Scan the material and copy every line in which "JSON" appears.
** start of Given records **
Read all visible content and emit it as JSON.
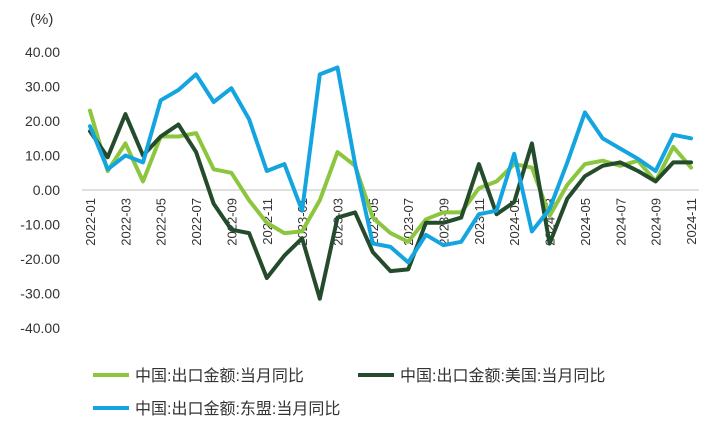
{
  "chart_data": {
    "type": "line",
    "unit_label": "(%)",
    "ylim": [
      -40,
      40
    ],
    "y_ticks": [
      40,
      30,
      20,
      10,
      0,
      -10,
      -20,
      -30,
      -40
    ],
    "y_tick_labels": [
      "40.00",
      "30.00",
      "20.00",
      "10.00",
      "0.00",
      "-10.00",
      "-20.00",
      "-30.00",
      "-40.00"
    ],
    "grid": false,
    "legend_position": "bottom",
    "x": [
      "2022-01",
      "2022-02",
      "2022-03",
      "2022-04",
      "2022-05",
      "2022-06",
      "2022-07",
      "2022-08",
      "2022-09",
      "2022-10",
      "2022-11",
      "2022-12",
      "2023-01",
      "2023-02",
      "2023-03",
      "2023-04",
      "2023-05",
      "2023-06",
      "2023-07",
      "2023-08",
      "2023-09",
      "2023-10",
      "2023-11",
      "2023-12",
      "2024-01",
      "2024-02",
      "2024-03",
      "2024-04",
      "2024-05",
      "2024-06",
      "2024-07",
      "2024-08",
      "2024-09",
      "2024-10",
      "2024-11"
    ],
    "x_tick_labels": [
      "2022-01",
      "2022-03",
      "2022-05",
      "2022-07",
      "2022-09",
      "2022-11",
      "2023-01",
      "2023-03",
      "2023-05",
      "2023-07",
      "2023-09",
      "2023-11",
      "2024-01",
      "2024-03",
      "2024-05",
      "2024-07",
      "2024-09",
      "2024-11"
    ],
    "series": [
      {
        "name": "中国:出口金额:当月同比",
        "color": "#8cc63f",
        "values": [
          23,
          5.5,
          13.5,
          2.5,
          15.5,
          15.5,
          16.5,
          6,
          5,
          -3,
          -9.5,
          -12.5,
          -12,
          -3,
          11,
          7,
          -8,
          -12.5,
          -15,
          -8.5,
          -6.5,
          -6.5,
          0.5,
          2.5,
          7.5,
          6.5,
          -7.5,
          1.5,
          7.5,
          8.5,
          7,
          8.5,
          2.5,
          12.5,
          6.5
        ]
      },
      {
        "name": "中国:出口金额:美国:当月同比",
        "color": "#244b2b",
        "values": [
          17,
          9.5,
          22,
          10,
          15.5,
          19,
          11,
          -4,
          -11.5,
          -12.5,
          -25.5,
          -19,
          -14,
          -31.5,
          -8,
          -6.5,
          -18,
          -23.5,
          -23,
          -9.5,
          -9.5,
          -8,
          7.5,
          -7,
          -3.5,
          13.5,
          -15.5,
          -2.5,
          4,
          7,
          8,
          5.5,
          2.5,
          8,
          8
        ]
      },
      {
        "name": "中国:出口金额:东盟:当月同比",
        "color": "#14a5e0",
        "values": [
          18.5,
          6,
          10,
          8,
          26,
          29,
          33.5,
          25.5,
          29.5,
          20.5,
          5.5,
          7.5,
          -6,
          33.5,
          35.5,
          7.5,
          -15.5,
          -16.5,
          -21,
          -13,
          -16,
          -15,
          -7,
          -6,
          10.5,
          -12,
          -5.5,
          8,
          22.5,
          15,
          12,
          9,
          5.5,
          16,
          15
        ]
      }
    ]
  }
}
** end of Given records **
** start of Given records **
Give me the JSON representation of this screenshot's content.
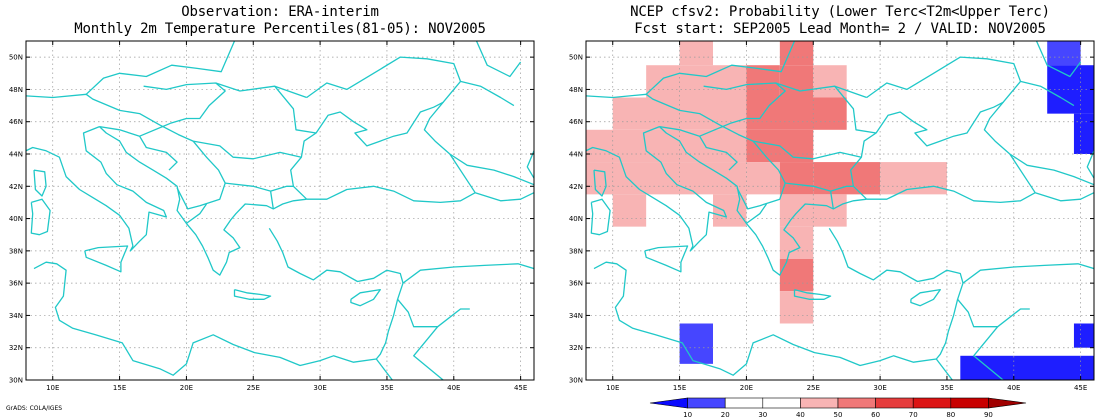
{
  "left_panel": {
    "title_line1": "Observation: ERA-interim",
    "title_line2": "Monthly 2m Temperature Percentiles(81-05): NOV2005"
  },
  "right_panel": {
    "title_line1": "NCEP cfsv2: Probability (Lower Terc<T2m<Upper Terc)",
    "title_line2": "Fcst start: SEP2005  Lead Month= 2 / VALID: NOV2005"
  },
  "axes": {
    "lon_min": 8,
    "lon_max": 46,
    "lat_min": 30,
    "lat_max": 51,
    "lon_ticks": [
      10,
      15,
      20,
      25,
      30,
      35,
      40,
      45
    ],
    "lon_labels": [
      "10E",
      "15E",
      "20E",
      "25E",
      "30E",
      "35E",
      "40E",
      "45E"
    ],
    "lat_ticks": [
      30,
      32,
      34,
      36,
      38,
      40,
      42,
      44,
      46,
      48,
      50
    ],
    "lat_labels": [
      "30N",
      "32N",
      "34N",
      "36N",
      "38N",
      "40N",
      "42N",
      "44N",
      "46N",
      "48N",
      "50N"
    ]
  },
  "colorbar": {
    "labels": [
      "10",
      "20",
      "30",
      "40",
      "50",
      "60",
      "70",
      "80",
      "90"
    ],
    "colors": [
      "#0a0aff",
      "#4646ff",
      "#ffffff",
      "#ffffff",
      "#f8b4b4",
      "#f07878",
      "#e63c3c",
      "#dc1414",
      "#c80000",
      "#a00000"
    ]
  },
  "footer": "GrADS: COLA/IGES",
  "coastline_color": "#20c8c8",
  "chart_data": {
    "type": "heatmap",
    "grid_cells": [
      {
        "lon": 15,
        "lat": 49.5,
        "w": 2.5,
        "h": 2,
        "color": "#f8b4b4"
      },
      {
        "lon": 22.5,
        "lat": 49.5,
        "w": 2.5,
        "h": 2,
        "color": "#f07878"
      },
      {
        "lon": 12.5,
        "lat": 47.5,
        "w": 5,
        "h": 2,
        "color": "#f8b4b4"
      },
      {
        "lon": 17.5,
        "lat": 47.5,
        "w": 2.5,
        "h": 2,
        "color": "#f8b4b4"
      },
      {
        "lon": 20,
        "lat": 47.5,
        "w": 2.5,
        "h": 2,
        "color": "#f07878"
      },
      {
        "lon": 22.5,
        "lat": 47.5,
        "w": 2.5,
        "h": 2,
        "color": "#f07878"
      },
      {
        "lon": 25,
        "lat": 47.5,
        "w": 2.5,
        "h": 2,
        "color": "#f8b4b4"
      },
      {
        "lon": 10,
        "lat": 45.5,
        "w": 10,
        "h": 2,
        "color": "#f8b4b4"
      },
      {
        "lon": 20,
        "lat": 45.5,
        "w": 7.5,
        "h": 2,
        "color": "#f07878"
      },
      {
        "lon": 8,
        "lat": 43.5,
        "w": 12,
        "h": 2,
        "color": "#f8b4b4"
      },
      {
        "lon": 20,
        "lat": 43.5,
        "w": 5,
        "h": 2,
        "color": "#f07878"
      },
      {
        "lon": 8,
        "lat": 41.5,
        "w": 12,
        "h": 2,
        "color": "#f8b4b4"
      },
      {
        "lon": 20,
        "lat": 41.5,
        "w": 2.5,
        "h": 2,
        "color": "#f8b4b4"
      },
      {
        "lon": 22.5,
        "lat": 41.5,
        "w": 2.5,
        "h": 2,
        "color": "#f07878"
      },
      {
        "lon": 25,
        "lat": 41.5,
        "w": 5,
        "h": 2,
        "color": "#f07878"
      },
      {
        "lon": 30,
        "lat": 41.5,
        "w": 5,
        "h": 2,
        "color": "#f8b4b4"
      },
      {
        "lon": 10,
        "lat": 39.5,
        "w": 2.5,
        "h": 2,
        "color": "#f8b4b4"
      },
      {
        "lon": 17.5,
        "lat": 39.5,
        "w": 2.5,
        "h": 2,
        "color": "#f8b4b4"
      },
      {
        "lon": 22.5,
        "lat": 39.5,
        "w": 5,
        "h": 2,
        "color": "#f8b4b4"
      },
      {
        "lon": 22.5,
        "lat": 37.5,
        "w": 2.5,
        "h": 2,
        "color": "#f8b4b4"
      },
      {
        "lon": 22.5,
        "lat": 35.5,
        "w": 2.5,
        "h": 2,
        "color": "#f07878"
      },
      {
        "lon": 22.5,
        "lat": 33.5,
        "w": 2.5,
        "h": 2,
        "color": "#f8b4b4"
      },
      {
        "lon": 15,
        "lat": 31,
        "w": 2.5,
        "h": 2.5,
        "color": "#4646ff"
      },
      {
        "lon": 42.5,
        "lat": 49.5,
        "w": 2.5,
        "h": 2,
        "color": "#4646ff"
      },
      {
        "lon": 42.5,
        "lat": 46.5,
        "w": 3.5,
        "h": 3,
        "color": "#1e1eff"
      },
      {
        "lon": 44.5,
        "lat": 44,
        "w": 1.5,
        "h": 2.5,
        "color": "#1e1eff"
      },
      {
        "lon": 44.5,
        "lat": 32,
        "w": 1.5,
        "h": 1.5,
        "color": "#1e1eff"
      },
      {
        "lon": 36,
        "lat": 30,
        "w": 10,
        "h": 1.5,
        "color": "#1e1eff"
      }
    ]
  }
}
** end of Given records **
** start of Given records **
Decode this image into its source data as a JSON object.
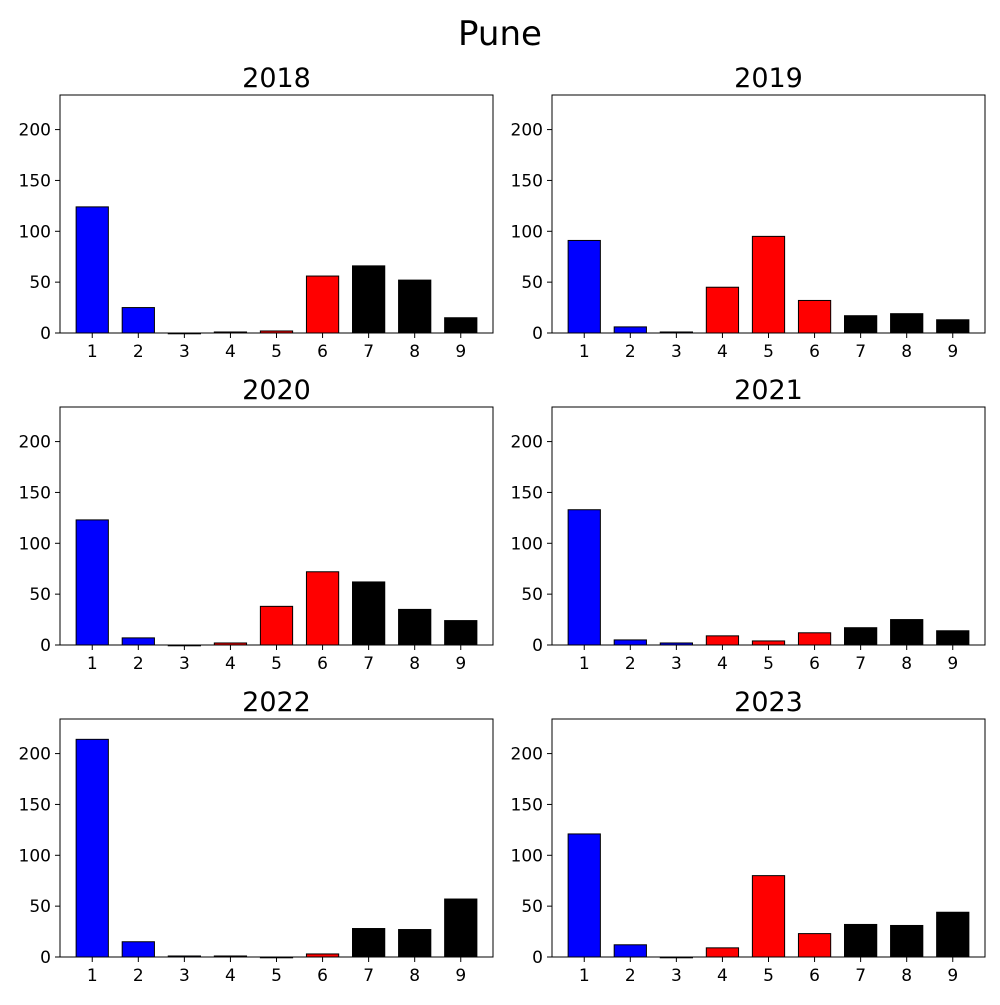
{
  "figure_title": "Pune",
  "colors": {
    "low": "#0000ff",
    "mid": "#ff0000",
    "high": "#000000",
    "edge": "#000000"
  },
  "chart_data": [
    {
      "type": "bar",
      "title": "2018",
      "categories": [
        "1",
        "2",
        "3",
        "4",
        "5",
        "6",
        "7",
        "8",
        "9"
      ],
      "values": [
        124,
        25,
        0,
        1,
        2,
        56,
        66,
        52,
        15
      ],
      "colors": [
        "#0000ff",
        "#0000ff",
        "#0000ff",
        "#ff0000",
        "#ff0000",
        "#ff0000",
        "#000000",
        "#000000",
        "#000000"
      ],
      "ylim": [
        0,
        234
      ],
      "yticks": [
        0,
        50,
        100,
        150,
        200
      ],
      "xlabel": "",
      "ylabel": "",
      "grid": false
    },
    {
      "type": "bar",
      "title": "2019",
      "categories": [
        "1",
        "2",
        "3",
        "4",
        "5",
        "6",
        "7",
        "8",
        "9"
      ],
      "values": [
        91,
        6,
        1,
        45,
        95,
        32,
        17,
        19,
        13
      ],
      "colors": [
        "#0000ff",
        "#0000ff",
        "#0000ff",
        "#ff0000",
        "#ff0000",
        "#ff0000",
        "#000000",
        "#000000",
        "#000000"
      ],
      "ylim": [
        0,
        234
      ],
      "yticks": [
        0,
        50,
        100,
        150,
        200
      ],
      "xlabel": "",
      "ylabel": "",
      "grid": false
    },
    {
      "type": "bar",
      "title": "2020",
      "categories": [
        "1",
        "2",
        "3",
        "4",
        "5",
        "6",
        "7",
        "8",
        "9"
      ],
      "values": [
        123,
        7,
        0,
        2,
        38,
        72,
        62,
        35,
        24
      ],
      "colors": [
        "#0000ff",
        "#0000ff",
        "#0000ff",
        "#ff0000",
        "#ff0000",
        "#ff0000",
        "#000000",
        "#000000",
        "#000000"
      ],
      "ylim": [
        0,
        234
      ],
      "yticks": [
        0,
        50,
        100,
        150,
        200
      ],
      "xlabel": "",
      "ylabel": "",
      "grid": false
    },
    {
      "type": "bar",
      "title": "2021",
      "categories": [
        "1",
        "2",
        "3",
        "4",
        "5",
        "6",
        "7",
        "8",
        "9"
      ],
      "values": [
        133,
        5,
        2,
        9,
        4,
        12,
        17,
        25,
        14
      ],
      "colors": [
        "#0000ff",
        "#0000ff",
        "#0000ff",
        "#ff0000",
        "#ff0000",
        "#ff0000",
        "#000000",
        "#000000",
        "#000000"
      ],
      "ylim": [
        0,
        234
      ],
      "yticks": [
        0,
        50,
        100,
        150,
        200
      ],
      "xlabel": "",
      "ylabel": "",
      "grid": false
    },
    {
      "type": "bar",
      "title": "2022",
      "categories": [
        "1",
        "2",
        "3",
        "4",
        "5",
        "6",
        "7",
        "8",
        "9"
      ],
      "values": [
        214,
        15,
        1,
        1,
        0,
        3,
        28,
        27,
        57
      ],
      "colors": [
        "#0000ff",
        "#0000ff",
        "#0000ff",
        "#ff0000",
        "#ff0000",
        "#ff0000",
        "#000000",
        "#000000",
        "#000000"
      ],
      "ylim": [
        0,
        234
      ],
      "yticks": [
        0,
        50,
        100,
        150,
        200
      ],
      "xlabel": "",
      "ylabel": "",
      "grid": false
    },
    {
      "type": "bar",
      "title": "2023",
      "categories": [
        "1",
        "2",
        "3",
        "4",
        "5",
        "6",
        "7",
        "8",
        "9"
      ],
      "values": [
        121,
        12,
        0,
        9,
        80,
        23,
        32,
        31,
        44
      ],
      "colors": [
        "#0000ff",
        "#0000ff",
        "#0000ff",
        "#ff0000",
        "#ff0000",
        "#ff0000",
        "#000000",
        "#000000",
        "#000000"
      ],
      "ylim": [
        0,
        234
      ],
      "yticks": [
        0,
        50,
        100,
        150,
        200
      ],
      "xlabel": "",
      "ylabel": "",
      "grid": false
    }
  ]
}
** end of Given records **
● Full response
Read all visible content and emit it as JSON.
Give me the JSON representation of this screenshot's content.
Decode this image into its source data as a JSON object.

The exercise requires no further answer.